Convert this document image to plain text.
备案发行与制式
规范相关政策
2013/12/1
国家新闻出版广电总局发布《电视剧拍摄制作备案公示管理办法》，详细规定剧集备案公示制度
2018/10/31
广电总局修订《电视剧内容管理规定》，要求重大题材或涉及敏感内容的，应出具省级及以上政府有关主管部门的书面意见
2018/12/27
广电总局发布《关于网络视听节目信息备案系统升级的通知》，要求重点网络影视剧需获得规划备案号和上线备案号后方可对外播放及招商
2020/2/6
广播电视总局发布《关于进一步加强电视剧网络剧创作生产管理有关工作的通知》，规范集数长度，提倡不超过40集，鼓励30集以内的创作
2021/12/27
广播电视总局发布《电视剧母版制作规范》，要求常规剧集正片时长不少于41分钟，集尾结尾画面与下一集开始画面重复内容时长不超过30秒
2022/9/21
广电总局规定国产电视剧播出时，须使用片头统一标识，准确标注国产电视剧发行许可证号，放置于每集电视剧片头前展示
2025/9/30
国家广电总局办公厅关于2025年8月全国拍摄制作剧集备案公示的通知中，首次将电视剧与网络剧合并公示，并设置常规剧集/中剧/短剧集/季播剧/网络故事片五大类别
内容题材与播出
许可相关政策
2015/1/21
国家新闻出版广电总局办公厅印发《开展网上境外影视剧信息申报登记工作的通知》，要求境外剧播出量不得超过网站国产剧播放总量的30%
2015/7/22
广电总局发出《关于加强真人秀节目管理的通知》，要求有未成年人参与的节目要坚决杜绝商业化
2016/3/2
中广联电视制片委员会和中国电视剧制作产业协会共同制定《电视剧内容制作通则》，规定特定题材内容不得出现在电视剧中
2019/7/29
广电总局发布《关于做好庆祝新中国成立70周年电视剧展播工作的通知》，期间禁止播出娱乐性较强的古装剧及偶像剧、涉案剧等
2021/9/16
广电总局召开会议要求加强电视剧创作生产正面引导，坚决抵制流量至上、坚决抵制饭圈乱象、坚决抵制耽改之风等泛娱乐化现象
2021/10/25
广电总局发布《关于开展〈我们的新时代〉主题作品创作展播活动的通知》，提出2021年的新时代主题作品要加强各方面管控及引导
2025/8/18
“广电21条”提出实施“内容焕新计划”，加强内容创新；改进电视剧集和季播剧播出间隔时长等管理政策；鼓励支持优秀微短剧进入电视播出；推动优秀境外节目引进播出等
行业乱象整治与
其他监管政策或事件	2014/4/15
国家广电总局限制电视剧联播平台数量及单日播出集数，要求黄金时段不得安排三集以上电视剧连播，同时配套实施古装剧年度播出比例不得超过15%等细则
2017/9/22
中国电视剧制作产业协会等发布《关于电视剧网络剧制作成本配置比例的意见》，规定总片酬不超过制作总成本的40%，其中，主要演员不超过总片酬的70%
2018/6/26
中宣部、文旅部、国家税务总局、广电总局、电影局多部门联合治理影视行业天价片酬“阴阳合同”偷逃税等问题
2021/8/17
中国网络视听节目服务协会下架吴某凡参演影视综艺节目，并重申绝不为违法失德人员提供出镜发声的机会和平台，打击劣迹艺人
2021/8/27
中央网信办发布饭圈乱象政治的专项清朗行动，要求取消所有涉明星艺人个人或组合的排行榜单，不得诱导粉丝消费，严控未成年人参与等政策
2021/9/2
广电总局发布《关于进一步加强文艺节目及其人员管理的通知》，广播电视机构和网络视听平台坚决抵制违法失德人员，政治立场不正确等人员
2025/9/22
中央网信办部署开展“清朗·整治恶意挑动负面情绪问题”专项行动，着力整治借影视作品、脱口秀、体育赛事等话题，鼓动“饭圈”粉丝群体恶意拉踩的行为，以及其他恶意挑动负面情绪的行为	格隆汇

--

**Instructions for the task**:
Extract every record and return it verbatim.

**Solved exercise**:
Convert this document image to plain text.
备案发行与制式
规范相关政策
2013/12/1
国家新闻出版广电总局发布《电视剧拍摄制作备案公示管理办法》，详细规定剧集备案公示制度
2018/10/31
广电总局修订《电视剧内容管理规定》，要求重大题材或涉及敏感内容的，应出具省级及以上政府有关主管部门的书面意见
2018/12/27
广电总局发布《关于网络视听节目信息备案系统升级的通知》，要求重点网络影视剧需获得规划备案号和上线备案号后方可对外播放及招商
2020/2/6
广播电视总局发布《关于进一步加强电视剧网络剧创作生产管理有关工作的通知》，规范集数长度，提倡不超过40集，鼓励30集以内的创作
2021/12/27
广播电视总局发布《电视剧母版制作规范》，要求常规剧集正片时长不少于41分钟，集尾结尾画面与下一集开始画面重复内容时长不超过30秒
2022/9/21
广电总局规定国产电视剧播出时，须使用片头统一标识，准确标注国产电视剧发行许可证号，放置于每集电视剧片头前展示
2025/9/30
国家广电总局办公厅关于2025年8月全国拍摄制作剧集备案公示的通知中，首次将电视剧与网络剧合并公示，并设置常规剧集/中剧/短剧集/季播剧/网络故事片五大类别
内容题材与播出
许可相关政策
2015/1/21
国家新闻出版广电总局办公厅印发《开展网上境外影视剧信息申报登记工作的通知》，要求境外剧播出量不得超过网站国产剧播放总量的30%
2015/7/22
广电总局发出《关于加强真人秀节目管理的通知》，要求有未成年人参与的节目要坚决杜绝商业化
2016/3/2
中广联电视制片委员会和中国电视剧制作产业协会共同制定《电视剧内容制作通则》，规定特定题材内容不得出现在电视剧中
2019/7/29
广电总局发布《关于做好庆祝新中国成立70周年电视剧展播工作的通知》，期间禁止播出娱乐性较强的古装剧及偶像剧、涉案剧等
2021/9/16
广电总局召开会议要求加强电视剧创作生产正面引导，坚决抵制流量至上、坚决抵制饭圈乱象、坚决抵制耽改之风等泛娱乐化现象
2021/10/25
广电总局发布《关于开展〈我们的新时代〉主题作品创作展播活动的通知》，提出2021年的新时代主题作品要加强各方面管控及引导
2025/8/18
“广电21条”提出实施“内容焕新计划”，加强内容创新；改进电视剧集和季播剧播出间隔时长等管理政策；鼓励支持优秀微短剧进入电视播出；推动优秀境外节目引进播出等
行业乱象整治与
其他监管政策或事件	2014/4/15
国家广电总局限制电视剧联播平台数量及单日播出集数，要求黄金时段不得安排三集以上电视剧连播，同时配套实施古装剧年度播出比例不得超过15%等细则
2017/9/22
中国电视剧制作产业协会等发布《关于电视剧网络剧制作成本配置比例的意见》，规定总片酬不超过制作总成本的40%，其中，主要演员不超过总片酬的70%
2018/6/26
中宣部、文旅部、国家税务总局、广电总局、电影局多部门联合治理影视行业天价片酬“阴阳合同”偷逃税等问题
2021/8/17
中国网络视听节目服务协会下架吴某凡参演影视综艺节目，并重申绝不为违法失德人员提供出镜发声的机会和平台，打击劣迹艺人
2021/8/27
中央网信办发布饭圈乱象政治的专项清朗行动，要求取消所有涉明星艺人个人或组合的排行榜单，不得诱导粉丝消费，严控未成年人参与等政策
2021/9/2
广电总局发布《关于进一步加强文艺节目及其人员管理的通知》，广播电视机构和网络视听平台坚决抵制违法失德人员，政治立场不正确等人员
2025/9/22
中央网信办部署开展“清朗·整治恶意挑动负面情绪问题”专项行动，着力整治借影视作品、脱口秀、体育赛事等话题，鼓动“饭圈”粉丝群体恶意拉踩的行为，以及其他恶意挑动负面情绪的行为	格隆汇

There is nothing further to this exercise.